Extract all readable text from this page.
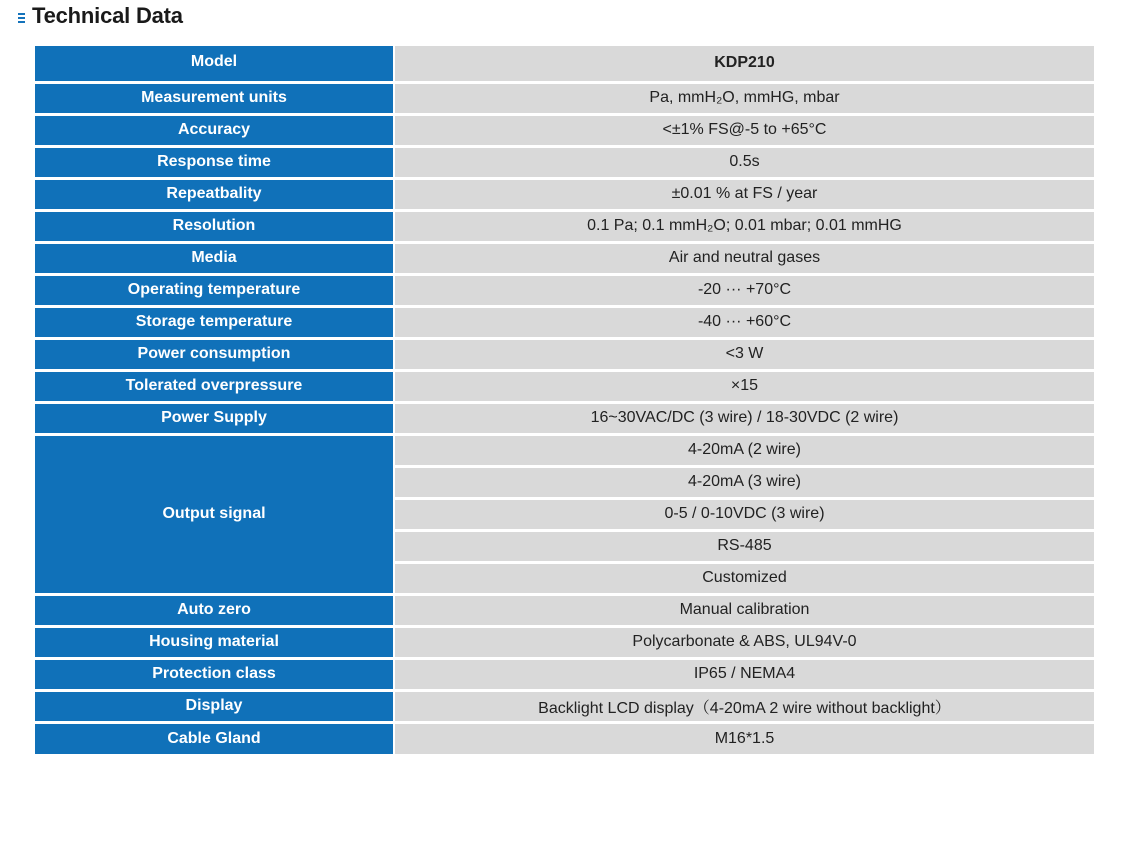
Technical Data
Model	KDP210
Measurement units	Pa, mmH₂O, mmHG, mbar
Accuracy	<±1% FS@-5 to +65°C
Response time	0.5s
Repeatbality	±0.01 % at FS / year
Resolution	0.1 Pa; 0.1 mmH₂O; 0.01 mbar; 0.01 mmHG
Media	Air and neutral gases
Operating temperature	-20 ··· +70°C
Storage temperature	-40 ··· +60°C
Power consumption	<3 W
Tolerated overpressure	×15
Power Supply	16~30VAC/DC (3 wire) / 18-30VDC (2 wire)
Output signal	4-20mA (2 wire)
	4-20mA (3 wire)
	0-5 / 0-10VDC (3 wire)
	RS-485
	Customized
Auto zero	Manual calibration
Housing material	Polycarbonate & ABS, UL94V-0
Protection class	IP65 / NEMA4
Display	Backlight LCD display（4-20mA 2 wire without backlight）
Cable Gland	M16*1.5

═══

-- Problem details --
Using the records above, copy each line that contains "temperature".

-- Reply --
Operating temperature	-20 ··· +70°C
Storage temperature	-40 ··· +60°C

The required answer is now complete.